What is needed - Write out the entire listing below exactly, with the pictures left out.

Task inputs -
## BEGIN

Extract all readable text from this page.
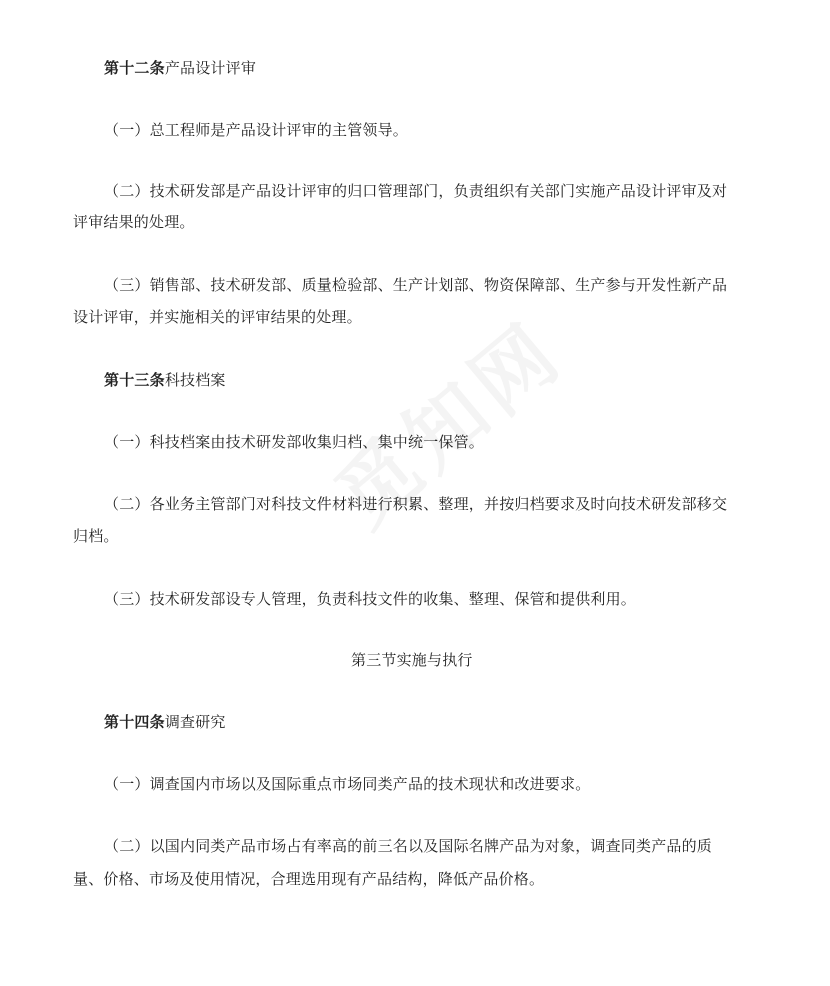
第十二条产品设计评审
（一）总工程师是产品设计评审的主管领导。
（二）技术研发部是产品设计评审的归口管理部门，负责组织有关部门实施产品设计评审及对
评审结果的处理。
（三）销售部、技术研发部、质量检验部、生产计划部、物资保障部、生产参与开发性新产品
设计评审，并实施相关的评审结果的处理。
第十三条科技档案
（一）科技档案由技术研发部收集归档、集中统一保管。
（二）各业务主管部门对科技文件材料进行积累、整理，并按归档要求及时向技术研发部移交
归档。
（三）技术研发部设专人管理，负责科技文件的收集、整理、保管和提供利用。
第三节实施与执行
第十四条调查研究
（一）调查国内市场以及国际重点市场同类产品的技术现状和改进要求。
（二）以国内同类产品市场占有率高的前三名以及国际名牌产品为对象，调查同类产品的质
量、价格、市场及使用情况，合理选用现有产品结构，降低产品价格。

## END

Answer for this exercise -
Extract all readable text from this page.
第十二条产品设计评审
（一）总工程师是产品设计评审的主管领导。
（二）技术研发部是产品设计评审的归口管理部门，负责组织有关部门实施产品设计评审及对
评审结果的处理。
（三）销售部、技术研发部、质量检验部、生产计划部、物资保障部、生产参与开发性新产品
设计评审，并实施相关的评审结果的处理。
第十三条科技档案
（一）科技档案由技术研发部收集归档、集中统一保管。
（二）各业务主管部门对科技文件材料进行积累、整理，并按归档要求及时向技术研发部移交
归档。
（三）技术研发部设专人管理，负责科技文件的收集、整理、保管和提供利用。
第三节实施与执行
第十四条调查研究
（一）调查国内市场以及国际重点市场同类产品的技术现状和改进要求。
（二）以国内同类产品市场占有率高的前三名以及国际名牌产品为对象，调查同类产品的质
量、价格、市场及使用情况，合理选用现有产品结构，降低产品价格。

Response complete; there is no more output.